▶ **Goal**
Select and copy out every line in the records containing "currently".

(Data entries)
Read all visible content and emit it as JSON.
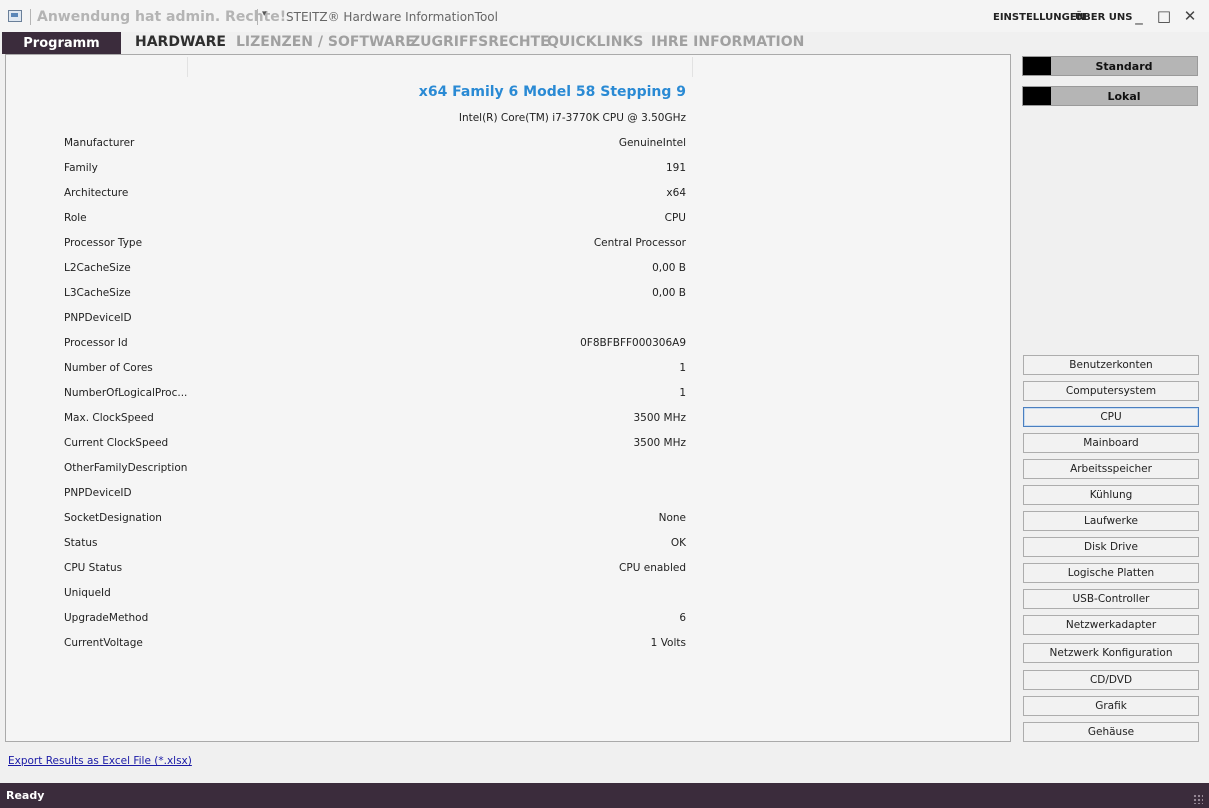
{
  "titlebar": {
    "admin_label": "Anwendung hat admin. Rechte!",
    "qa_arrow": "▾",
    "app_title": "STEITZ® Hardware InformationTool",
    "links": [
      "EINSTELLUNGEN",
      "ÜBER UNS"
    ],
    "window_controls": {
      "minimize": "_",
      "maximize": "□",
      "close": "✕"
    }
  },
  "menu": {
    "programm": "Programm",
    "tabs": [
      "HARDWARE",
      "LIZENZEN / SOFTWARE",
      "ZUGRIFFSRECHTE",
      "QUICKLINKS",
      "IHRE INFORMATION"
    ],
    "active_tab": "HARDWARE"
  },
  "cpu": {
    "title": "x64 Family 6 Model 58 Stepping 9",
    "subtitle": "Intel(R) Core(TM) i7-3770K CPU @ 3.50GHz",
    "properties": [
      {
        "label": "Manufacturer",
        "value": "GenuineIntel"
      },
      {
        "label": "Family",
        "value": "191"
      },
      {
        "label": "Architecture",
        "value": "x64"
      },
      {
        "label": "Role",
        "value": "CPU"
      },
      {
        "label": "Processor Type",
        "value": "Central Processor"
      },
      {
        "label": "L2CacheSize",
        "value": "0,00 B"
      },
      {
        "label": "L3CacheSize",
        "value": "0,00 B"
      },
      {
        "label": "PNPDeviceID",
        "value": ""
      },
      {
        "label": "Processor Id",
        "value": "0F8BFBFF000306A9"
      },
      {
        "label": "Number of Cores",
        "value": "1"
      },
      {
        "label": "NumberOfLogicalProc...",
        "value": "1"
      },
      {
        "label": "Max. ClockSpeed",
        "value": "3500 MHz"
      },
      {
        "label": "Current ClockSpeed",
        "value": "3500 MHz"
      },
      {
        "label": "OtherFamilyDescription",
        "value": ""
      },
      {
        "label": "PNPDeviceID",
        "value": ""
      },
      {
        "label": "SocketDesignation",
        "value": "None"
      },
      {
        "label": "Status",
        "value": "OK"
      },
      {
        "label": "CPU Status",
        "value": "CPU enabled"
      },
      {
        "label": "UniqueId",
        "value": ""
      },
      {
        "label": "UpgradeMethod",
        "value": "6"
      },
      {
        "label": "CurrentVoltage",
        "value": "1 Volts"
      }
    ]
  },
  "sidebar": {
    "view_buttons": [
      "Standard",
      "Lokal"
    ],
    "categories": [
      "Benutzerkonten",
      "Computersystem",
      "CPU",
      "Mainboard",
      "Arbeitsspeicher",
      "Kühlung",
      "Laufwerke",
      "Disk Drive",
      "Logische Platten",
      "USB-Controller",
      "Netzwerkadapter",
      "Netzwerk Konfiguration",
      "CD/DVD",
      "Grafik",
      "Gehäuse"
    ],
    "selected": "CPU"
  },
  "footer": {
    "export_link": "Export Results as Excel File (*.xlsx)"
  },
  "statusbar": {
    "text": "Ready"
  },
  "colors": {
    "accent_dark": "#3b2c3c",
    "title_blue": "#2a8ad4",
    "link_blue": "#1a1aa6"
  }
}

--

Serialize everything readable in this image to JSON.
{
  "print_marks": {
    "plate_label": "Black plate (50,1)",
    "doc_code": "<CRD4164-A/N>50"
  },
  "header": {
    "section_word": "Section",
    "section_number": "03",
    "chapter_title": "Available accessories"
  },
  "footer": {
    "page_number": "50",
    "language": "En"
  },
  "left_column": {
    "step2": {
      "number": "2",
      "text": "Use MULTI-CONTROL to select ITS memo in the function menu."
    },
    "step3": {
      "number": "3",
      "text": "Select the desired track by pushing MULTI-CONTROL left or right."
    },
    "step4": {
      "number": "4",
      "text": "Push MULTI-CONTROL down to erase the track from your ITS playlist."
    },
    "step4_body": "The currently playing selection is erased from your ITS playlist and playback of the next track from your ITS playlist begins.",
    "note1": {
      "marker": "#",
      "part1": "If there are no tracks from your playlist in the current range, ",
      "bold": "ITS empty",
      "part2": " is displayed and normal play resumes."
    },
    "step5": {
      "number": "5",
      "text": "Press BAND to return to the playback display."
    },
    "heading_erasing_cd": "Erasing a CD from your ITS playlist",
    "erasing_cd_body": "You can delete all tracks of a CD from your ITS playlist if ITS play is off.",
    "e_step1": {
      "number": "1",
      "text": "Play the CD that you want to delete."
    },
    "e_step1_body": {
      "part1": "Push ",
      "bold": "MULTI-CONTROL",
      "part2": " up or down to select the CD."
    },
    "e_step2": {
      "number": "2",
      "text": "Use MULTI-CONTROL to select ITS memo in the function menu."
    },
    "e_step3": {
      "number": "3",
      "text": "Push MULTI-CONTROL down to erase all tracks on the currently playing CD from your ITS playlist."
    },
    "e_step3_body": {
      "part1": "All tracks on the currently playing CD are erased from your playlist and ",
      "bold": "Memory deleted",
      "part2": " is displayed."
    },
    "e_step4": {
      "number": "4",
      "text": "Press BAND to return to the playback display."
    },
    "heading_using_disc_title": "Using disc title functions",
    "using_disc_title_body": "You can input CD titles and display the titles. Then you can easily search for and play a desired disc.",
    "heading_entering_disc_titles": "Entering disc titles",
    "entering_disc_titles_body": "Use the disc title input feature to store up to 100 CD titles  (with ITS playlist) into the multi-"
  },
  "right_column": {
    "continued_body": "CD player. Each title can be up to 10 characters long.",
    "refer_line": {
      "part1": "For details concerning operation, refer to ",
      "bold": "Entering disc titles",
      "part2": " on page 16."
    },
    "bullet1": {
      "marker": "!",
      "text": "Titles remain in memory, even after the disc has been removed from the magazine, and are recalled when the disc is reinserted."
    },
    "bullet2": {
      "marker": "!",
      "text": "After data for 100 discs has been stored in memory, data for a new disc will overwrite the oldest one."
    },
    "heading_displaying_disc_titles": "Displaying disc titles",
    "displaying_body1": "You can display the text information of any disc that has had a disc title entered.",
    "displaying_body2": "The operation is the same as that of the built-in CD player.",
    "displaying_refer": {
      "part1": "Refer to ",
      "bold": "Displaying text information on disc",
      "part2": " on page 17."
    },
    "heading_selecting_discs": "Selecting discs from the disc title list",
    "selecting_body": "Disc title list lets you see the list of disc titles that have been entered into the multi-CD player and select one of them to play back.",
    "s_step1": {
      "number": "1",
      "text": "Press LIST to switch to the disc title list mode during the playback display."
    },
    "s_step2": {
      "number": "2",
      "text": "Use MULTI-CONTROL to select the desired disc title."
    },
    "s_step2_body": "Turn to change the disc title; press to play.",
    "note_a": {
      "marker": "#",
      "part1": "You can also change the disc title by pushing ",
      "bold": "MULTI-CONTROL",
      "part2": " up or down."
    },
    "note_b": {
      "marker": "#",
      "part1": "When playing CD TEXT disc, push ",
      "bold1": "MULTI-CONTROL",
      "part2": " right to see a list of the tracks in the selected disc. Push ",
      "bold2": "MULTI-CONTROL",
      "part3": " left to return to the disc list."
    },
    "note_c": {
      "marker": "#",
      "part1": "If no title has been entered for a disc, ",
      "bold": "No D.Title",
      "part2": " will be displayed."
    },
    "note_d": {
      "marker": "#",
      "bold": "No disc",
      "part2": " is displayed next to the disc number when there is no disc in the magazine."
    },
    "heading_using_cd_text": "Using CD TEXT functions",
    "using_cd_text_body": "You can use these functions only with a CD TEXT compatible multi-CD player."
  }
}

---

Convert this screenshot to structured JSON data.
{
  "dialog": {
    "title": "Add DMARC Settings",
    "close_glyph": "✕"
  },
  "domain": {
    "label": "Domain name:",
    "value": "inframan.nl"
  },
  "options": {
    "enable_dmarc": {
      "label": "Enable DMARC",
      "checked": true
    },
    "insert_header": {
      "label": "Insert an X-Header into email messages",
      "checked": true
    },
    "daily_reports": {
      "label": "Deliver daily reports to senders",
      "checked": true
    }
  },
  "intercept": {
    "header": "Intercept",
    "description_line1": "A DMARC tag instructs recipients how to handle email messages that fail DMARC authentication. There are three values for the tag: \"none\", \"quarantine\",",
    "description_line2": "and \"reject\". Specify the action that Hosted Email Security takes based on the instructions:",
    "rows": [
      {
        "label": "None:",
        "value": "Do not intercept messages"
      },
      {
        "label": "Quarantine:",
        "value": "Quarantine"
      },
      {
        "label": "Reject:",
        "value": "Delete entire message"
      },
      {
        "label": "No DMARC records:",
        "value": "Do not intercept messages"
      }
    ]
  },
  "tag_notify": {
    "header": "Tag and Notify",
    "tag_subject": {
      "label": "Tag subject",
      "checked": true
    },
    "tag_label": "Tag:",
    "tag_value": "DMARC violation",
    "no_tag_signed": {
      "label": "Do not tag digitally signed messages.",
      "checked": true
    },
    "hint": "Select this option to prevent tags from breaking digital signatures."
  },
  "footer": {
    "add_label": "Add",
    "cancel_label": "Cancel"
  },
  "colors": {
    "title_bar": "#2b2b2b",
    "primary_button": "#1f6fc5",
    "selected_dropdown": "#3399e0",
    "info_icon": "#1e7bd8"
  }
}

▶ **Task answer**
    "step4_body": "The currently playing selection is erased from your ITS playlist and playback of the next track from your ITS playlist begins.",
      "text": "Push MULTI-CONTROL down to erase all tracks on the currently playing CD from your ITS playlist."
      "part1": "All tracks on the currently playing CD are erased from your playlist and ",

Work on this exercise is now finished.